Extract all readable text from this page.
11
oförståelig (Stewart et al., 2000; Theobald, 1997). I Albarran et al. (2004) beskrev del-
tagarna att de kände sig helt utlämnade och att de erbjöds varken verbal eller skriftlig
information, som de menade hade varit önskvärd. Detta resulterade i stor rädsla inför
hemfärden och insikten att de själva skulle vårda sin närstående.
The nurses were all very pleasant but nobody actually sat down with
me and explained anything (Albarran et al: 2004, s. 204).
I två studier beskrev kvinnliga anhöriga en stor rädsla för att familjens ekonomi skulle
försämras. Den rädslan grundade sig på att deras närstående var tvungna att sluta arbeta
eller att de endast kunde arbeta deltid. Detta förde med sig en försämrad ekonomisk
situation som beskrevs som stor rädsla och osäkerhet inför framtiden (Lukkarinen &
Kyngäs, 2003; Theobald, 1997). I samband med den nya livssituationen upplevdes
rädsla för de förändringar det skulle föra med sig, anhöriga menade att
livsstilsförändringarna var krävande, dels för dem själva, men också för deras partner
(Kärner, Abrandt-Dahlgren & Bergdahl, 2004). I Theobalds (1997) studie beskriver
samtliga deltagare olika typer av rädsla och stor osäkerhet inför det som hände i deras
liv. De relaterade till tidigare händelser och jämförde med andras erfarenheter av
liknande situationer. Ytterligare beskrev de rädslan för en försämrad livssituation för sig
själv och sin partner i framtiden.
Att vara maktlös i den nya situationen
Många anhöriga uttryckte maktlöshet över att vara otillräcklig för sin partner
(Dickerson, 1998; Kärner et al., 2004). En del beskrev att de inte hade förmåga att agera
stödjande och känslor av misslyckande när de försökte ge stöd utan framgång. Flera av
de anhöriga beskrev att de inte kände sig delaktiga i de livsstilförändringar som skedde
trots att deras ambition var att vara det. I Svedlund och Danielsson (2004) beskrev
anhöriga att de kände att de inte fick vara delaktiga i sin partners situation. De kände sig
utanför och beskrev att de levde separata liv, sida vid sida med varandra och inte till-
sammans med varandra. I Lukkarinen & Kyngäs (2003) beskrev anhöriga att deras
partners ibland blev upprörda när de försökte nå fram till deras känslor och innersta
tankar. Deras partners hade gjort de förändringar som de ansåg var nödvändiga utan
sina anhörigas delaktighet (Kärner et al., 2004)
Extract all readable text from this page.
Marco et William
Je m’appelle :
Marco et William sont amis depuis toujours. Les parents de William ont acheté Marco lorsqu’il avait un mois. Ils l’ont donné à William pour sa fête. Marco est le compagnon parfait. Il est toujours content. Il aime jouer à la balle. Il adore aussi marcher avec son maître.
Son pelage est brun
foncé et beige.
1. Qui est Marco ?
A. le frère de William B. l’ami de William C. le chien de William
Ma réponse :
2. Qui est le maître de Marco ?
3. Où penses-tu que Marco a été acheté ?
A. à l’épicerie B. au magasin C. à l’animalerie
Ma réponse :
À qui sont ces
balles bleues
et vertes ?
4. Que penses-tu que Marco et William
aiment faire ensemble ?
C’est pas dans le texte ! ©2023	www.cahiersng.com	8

---

**What the task asks:**
Reproduce the listing in full. Keep it exactly as written.

**Solution below:**
Extract all readable text from this page.
11
oförståelig (Stewart et al., 2000; Theobald, 1997). I Albarran et al. (2004) beskrev del-
tagarna att de kände sig helt utlämnade och att de erbjöds varken verbal eller skriftlig
information, som de menade hade varit önskvärd. Detta resulterade i stor rädsla inför
hemfärden och insikten att de själva skulle vårda sin närstående.
The nurses were all very pleasant but nobody actually sat down with
me and explained anything (Albarran et al: 2004, s. 204).
I två studier beskrev kvinnliga anhöriga en stor rädsla för att familjens ekonomi skulle
försämras. Den rädslan grundade sig på att deras närstående var tvungna att sluta arbeta
eller att de endast kunde arbeta deltid. Detta förde med sig en försämrad ekonomisk
situation som beskrevs som stor rädsla och osäkerhet inför framtiden (Lukkarinen &
Kyngäs, 2003; Theobald, 1997). I samband med den nya livssituationen upplevdes
rädsla för de förändringar det skulle föra med sig, anhöriga menade att
livsstilsförändringarna var krävande, dels för dem själva, men också för deras partner
(Kärner, Abrandt-Dahlgren & Bergdahl, 2004). I Theobalds (1997) studie beskriver
samtliga deltagare olika typer av rädsla och stor osäkerhet inför det som hände i deras
liv. De relaterade till tidigare händelser och jämförde med andras erfarenheter av
liknande situationer. Ytterligare beskrev de rädslan för en försämrad livssituation för sig
själv och sin partner i framtiden.
Att vara maktlös i den nya situationen
Många anhöriga uttryckte maktlöshet över att vara otillräcklig för sin partner
(Dickerson, 1998; Kärner et al., 2004). En del beskrev att de inte hade förmåga att agera
stödjande och känslor av misslyckande när de försökte ge stöd utan framgång. Flera av
de anhöriga beskrev att de inte kände sig delaktiga i de livsstilförändringar som skedde
trots att deras ambition var att vara det. I Svedlund och Danielsson (2004) beskrev
anhöriga att de kände att de inte fick vara delaktiga i sin partners situation. De kände sig
utanför och beskrev att de levde separata liv, sida vid sida med varandra och inte till-
sammans med varandra. I Lukkarinen & Kyngäs (2003) beskrev anhöriga att deras
partners ibland blev upprörda när de försökte nå fram till deras känslor och innersta
tankar. Deras partners hade gjort de förändringar som de ansåg var nödvändiga utan
sina anhörigas delaktighet (Kärner et al., 2004)
Extract all readable text from this page.
Marco et William
Je m’appelle :
Marco et William sont amis depuis toujours. Les parents de William ont acheté Marco lorsqu’il avait un mois. Ils l’ont donné à William pour sa fête. Marco est le compagnon parfait. Il est toujours content. Il aime jouer à la balle. Il adore aussi marcher avec son maître.
Son pelage est brun
foncé et beige.
1. Qui est Marco ?
A. le frère de William B. l’ami de William C. le chien de William
Ma réponse :
2. Qui est le maître de Marco ?
3. Où penses-tu que Marco a été acheté ?
A. à l’épicerie B. au magasin C. à l’animalerie
Ma réponse :
À qui sont ces
balles bleues
et vertes ?
4. Que penses-tu que Marco et William
aiment faire ensemble ?
C’est pas dans le texte ! ©2023	www.cahiersng.com	8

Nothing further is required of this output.